■ What this task involves: Look through the data below and count each line where the word "そのため" appears. Reply with the count alone.

■ Provided data:
- - -

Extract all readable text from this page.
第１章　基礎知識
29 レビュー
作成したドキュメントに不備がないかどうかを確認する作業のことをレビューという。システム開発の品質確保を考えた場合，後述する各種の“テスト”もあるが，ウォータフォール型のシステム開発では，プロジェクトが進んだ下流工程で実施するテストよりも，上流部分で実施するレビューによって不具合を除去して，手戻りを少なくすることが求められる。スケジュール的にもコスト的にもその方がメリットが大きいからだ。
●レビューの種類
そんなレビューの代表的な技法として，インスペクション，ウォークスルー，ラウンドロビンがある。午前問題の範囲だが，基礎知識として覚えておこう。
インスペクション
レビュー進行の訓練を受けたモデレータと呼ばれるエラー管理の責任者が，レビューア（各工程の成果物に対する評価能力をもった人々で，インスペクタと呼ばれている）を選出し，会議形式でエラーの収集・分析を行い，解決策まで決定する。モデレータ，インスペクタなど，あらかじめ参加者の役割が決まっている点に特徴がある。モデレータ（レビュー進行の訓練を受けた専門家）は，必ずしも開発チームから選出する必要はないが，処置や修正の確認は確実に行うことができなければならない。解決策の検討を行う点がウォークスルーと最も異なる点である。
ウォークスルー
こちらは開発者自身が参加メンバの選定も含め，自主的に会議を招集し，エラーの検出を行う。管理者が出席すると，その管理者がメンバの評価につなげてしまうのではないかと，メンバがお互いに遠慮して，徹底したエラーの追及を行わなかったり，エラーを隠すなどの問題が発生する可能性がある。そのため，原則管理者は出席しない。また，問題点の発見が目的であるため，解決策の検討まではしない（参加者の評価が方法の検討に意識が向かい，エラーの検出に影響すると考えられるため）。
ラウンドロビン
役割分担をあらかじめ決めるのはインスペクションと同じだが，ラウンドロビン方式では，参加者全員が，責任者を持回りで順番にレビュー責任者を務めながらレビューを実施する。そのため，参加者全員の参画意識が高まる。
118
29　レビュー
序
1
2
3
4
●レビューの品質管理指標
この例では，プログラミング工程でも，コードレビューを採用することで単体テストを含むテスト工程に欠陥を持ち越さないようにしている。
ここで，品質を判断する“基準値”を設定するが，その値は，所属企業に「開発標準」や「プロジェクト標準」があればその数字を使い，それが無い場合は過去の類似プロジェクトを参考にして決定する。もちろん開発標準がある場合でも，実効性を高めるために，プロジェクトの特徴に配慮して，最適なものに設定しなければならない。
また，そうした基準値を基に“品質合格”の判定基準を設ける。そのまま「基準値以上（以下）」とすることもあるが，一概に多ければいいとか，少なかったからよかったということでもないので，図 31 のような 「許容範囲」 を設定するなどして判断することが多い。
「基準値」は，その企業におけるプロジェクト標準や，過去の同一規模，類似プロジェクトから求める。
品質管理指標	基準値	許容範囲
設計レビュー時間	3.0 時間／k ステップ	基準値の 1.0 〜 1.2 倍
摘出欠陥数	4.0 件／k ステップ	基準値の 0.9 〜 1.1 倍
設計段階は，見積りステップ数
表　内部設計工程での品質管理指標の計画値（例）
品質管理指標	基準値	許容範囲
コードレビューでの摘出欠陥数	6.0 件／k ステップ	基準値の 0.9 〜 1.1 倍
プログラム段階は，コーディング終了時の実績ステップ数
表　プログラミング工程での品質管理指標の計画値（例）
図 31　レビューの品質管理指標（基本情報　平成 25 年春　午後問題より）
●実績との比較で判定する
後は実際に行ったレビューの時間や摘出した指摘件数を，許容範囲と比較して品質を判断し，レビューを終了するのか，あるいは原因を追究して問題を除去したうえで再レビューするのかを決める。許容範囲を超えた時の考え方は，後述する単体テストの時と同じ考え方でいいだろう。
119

- - -

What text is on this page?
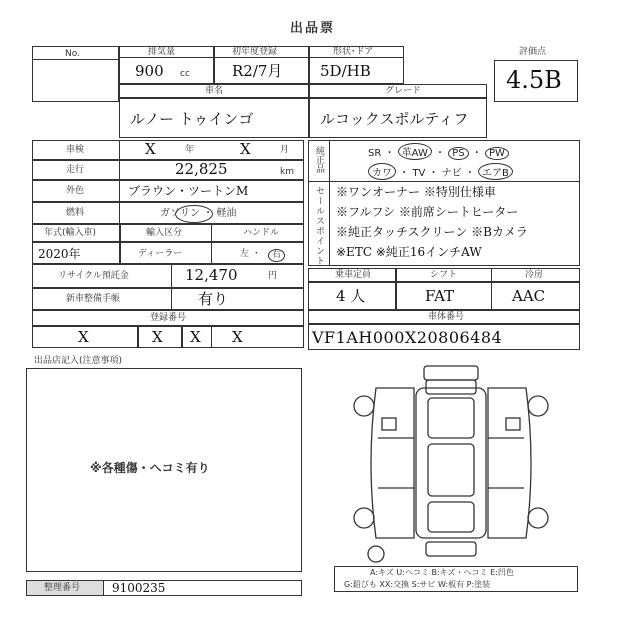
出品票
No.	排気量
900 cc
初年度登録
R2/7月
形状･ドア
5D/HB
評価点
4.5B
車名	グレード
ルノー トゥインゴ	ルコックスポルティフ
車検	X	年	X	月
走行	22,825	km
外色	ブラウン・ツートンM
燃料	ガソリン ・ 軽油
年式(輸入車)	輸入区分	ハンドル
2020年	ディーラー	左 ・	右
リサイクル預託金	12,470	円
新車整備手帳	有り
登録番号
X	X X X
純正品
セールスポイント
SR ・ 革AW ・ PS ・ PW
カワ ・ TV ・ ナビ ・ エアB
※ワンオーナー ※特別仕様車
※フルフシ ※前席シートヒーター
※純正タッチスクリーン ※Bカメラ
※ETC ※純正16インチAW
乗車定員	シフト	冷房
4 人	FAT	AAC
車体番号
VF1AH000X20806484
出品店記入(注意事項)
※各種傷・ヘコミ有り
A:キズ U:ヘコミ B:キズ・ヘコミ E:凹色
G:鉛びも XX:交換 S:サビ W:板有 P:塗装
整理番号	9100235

- - -

■ Full answer: 2